▶ What the exercise asks:
Identify the lines containing the word "properly". Copy each one.

▶ Supplied data:
════════════════════
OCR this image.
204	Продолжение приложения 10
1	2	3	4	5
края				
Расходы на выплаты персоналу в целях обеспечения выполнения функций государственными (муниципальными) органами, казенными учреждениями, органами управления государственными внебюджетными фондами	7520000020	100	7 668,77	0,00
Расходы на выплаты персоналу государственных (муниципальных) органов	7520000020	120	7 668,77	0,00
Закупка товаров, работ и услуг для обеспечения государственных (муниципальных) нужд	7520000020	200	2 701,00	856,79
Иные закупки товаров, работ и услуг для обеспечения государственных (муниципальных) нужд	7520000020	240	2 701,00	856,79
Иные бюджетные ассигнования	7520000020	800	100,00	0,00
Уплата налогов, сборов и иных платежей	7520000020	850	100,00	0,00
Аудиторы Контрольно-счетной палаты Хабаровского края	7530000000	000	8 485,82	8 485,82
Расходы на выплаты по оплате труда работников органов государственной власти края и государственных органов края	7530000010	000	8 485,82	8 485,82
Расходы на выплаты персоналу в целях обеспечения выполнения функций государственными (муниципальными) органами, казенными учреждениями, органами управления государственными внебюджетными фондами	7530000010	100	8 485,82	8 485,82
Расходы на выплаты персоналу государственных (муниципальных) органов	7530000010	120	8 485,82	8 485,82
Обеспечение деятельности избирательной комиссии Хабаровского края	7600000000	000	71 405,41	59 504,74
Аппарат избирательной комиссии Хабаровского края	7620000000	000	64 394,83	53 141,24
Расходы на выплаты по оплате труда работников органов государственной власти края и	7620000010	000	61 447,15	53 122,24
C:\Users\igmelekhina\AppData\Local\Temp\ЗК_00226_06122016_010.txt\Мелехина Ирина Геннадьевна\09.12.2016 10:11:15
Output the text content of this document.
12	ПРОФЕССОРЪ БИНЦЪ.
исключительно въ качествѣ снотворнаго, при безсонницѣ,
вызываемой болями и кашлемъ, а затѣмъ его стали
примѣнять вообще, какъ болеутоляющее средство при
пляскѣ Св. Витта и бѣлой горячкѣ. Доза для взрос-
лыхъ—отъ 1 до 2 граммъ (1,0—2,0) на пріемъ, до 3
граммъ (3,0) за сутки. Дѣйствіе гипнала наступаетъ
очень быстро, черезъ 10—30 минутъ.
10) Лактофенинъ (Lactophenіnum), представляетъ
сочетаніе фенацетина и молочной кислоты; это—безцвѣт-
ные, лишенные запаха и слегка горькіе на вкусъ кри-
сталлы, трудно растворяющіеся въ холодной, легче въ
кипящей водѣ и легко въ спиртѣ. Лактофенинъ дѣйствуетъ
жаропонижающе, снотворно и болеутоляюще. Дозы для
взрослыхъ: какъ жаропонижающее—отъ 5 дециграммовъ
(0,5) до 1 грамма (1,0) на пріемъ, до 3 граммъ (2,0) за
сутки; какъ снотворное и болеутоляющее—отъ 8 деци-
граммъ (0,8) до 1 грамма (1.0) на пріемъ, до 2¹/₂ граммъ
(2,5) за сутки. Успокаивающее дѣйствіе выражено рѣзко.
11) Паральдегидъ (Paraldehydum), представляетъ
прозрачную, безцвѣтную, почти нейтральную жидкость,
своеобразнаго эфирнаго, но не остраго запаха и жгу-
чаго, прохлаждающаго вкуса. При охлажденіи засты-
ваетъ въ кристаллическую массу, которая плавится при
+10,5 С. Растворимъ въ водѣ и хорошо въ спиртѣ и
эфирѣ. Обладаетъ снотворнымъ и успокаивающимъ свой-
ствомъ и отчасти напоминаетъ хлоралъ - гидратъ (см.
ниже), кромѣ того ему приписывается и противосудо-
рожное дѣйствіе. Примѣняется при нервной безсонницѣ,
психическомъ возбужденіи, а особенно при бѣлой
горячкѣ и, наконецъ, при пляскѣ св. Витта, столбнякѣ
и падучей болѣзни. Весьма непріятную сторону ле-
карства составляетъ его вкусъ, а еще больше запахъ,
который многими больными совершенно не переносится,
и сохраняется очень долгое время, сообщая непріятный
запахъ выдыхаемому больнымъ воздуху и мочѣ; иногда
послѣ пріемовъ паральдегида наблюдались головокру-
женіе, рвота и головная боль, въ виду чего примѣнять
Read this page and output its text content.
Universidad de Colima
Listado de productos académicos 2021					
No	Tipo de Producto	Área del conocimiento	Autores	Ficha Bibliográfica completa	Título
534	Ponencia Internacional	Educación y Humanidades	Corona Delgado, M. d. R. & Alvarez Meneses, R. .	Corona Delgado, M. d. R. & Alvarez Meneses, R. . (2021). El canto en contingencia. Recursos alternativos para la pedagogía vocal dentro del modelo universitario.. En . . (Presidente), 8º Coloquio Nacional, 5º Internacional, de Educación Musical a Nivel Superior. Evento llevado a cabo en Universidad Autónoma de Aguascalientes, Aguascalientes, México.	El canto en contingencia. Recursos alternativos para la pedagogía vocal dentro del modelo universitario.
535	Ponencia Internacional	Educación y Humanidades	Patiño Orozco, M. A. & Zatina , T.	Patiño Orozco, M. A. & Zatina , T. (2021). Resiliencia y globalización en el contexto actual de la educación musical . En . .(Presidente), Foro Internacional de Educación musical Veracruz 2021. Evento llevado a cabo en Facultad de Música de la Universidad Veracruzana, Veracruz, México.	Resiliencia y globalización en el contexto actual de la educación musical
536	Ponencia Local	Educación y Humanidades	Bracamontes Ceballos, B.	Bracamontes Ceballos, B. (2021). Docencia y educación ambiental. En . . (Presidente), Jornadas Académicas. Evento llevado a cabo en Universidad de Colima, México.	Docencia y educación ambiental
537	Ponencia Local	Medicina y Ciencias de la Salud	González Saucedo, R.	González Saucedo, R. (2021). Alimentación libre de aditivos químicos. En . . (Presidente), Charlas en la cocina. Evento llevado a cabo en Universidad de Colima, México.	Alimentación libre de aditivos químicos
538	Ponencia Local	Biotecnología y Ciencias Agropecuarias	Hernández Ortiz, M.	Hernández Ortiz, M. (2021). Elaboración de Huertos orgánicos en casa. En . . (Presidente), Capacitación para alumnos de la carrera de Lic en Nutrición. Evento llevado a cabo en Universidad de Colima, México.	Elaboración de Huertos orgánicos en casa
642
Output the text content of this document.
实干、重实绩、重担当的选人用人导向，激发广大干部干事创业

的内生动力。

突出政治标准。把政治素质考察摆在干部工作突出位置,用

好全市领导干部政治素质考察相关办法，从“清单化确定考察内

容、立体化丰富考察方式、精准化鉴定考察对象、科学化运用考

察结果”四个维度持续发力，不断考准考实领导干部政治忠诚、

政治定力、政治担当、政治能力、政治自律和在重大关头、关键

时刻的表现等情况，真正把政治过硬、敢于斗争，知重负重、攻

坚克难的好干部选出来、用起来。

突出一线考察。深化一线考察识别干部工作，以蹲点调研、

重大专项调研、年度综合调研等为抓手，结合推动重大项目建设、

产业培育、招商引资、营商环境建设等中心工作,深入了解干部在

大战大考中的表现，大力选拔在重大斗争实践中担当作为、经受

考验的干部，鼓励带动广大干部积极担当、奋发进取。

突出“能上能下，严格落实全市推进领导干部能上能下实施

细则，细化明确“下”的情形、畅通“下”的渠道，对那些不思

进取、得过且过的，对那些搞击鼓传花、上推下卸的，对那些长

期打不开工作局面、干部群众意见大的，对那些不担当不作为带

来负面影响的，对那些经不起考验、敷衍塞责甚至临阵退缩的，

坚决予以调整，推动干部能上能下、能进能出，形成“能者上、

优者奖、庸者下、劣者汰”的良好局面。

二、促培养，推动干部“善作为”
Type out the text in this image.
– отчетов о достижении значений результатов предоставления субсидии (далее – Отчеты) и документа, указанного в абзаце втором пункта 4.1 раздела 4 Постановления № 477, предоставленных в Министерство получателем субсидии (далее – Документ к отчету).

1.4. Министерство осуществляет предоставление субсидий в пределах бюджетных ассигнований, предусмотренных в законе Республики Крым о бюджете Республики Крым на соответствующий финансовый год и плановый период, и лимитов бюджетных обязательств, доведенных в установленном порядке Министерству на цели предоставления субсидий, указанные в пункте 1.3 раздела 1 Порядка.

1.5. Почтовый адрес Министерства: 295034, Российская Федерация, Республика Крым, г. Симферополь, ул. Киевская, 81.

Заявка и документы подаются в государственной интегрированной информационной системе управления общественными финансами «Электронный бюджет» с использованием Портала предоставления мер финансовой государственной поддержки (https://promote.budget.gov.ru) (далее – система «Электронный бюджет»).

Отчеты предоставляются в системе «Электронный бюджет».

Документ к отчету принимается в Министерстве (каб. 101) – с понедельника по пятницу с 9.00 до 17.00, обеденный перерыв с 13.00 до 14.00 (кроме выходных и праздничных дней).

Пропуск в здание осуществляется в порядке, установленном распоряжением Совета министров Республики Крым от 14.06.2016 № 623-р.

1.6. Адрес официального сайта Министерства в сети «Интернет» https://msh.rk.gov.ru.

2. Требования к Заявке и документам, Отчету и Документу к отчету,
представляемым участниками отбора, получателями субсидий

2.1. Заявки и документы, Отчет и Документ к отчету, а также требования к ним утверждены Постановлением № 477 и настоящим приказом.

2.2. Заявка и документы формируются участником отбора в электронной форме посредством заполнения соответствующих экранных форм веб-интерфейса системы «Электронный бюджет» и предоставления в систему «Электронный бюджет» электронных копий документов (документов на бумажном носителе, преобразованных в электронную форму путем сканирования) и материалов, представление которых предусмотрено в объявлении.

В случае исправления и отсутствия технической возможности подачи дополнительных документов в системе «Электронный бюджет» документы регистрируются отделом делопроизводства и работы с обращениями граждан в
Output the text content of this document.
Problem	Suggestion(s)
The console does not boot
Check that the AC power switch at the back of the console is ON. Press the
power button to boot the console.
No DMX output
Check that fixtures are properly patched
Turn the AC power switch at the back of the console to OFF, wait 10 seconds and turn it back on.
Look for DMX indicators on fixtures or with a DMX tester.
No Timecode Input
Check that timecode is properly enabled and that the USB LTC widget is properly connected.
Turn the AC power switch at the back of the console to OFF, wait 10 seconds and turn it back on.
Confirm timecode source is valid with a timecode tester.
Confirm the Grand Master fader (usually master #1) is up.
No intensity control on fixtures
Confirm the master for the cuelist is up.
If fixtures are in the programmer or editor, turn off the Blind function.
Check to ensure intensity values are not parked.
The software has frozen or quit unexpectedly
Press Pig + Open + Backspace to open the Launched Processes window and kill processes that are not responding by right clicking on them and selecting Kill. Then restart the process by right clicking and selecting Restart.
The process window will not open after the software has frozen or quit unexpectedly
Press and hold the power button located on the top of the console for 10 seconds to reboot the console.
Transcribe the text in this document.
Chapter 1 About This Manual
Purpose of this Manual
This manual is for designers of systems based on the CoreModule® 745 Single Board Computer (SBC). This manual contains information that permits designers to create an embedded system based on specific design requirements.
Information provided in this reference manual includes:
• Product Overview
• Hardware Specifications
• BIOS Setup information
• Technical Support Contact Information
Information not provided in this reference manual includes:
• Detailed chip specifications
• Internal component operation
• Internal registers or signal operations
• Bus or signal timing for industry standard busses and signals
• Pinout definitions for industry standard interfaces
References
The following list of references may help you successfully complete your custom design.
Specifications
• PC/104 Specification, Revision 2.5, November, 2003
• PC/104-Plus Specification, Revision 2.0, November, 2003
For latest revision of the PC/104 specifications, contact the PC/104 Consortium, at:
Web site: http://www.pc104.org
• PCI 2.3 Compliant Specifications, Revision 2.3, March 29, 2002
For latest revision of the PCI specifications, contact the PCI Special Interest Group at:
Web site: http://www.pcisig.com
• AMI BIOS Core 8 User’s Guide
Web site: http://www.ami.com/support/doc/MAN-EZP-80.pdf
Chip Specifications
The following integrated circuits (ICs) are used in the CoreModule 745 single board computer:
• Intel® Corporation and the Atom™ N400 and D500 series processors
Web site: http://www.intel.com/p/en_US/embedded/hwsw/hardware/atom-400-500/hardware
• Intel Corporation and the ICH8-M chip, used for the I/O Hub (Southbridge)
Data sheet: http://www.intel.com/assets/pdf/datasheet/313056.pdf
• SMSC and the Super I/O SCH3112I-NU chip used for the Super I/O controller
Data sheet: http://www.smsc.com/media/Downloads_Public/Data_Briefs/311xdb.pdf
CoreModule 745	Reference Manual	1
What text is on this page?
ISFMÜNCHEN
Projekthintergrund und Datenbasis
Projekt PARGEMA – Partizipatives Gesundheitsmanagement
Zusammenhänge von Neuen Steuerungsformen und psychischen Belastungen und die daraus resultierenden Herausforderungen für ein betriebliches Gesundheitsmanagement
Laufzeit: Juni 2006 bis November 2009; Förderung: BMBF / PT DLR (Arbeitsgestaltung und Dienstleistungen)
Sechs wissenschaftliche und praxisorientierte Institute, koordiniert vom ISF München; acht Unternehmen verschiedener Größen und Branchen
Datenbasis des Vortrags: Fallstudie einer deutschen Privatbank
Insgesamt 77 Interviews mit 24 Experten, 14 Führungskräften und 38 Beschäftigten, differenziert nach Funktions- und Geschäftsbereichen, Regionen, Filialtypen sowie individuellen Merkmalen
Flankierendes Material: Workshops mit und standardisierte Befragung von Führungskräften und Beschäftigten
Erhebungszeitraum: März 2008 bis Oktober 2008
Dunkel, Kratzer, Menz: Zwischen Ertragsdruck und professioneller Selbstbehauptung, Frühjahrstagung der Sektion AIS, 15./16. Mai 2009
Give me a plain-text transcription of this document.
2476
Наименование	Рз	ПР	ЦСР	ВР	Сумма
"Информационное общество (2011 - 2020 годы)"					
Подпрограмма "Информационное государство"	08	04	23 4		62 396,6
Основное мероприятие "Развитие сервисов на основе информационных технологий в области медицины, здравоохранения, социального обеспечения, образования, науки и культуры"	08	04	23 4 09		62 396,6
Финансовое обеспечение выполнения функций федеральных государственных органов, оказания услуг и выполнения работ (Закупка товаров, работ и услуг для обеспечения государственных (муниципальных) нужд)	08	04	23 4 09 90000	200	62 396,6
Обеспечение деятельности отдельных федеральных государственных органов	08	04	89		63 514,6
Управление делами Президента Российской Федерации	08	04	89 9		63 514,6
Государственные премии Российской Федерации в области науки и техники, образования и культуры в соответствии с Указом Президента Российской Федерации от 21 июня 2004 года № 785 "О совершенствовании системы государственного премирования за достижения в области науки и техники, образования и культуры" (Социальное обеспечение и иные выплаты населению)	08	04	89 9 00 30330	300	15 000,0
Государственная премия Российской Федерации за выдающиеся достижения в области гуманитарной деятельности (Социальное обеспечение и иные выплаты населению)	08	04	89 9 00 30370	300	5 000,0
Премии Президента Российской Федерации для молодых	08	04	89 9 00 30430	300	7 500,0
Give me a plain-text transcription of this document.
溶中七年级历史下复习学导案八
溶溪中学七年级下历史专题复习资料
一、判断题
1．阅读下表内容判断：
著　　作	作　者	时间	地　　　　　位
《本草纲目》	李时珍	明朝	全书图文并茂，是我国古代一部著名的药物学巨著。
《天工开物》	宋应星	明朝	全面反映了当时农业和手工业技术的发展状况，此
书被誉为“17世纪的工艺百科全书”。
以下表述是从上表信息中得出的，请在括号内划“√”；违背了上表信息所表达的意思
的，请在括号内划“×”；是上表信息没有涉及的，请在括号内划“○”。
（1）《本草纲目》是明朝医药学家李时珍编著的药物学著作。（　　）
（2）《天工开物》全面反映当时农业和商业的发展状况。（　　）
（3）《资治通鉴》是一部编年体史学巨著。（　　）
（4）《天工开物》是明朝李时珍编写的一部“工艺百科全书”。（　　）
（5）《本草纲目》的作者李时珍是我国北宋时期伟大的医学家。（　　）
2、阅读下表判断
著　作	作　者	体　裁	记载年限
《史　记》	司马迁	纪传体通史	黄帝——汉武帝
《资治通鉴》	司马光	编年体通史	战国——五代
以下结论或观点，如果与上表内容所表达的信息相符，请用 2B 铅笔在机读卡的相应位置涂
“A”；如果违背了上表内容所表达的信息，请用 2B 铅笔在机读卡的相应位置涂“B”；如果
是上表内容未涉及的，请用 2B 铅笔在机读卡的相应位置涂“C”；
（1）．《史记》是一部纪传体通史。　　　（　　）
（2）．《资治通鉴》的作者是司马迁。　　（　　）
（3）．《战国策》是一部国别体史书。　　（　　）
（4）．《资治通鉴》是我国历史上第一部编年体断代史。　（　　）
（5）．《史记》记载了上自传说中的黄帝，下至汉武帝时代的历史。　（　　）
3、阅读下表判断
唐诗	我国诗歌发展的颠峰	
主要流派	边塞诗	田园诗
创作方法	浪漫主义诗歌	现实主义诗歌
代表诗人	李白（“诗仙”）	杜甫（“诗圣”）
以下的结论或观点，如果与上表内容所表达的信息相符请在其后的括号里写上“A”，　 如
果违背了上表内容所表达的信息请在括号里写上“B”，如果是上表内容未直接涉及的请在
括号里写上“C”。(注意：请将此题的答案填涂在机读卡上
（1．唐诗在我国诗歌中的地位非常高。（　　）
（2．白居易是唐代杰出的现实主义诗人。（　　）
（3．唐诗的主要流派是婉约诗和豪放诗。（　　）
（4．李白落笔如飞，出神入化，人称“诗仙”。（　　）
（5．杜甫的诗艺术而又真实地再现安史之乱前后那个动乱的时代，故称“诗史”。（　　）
════════════════════
▶ Answer below:
Check that fixtures are properly patched
Check that timecode is properly enabled and that the USB LTC widget is properly connected.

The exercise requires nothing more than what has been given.